Produce an exact transcription of the listing below, omitting the pictures.

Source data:
○ ○ ○ ○ ○

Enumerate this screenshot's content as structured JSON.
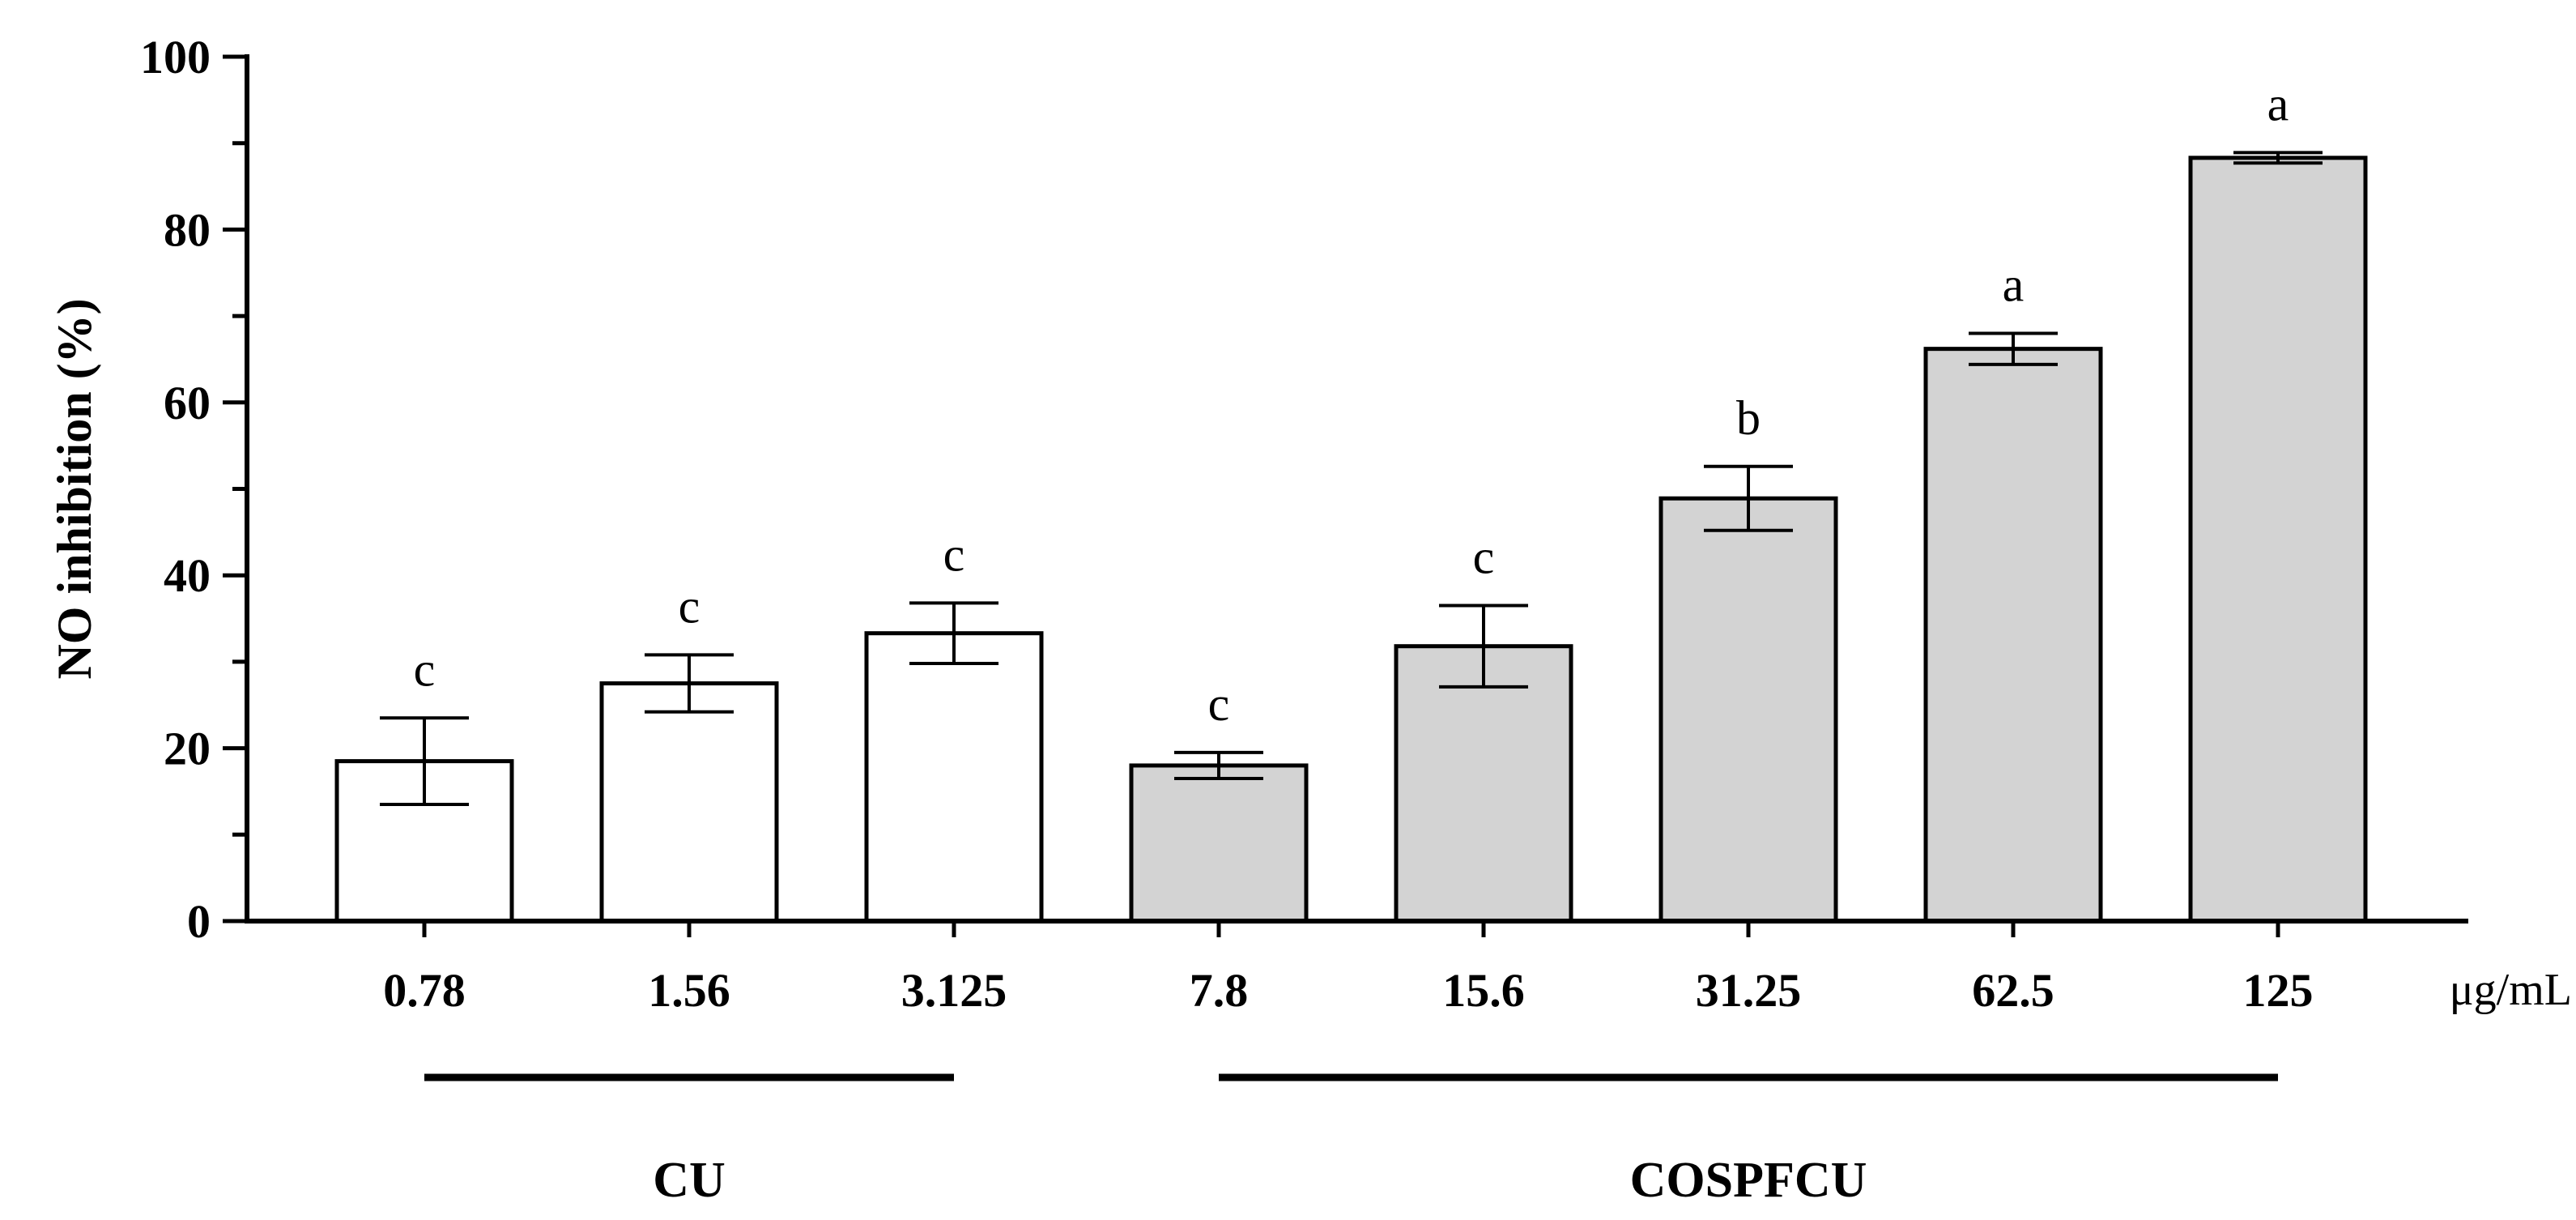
{
  "chart_data": {
    "type": "bar",
    "title": "",
    "ylabel": "NO inhibition (%)",
    "xlabel": "",
    "x_unit": "μg/mL",
    "ylim": [
      0,
      100
    ],
    "yticks": [
      "0",
      "20",
      "40",
      "60",
      "80",
      "100"
    ],
    "categories": [
      "0.78",
      "1.56",
      "3.125",
      "7.8",
      "15.6",
      "31.25",
      "62.5",
      "125"
    ],
    "values": [
      18.5,
      27.5,
      33.3,
      18.0,
      31.8,
      48.9,
      66.2,
      88.3
    ],
    "errors": [
      5.0,
      3.3,
      3.5,
      1.5,
      4.7,
      3.7,
      1.8,
      0.6
    ],
    "significance": [
      "c",
      "c",
      "c",
      "c",
      "c",
      "b",
      "a",
      "a"
    ],
    "groups": [
      {
        "name": "CU",
        "start": 0,
        "end": 2,
        "color": "#ffffff"
      },
      {
        "name": "COSPFCU",
        "start": 3,
        "end": 7,
        "color": "#d3d3d3"
      }
    ],
    "grid": false
  }
}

○ ○ ○ ○ ○

TASK OUTPUT:
Enumerate this screenshot's content as structured JSON.
{
  "chart_data": {
    "type": "bar",
    "title": "",
    "ylabel": "NO inhibition (%)",
    "xlabel": "",
    "x_unit": "μg/mL",
    "ylim": [
      0,
      100
    ],
    "yticks": [
      "0",
      "20",
      "40",
      "60",
      "80",
      "100"
    ],
    "categories": [
      "0.78",
      "1.56",
      "3.125",
      "7.8",
      "15.6",
      "31.25",
      "62.5",
      "125"
    ],
    "values": [
      18.5,
      27.5,
      33.3,
      18.0,
      31.8,
      48.9,
      66.2,
      88.3
    ],
    "errors": [
      5.0,
      3.3,
      3.5,
      1.5,
      4.7,
      3.7,
      1.8,
      0.6
    ],
    "significance": [
      "c",
      "c",
      "c",
      "c",
      "c",
      "b",
      "a",
      "a"
    ],
    "groups": [
      {
        "name": "CU",
        "start": 0,
        "end": 2,
        "color": "#ffffff"
      },
      {
        "name": "COSPFCU",
        "start": 3,
        "end": 7,
        "color": "#d3d3d3"
      }
    ],
    "grid": false
  }
}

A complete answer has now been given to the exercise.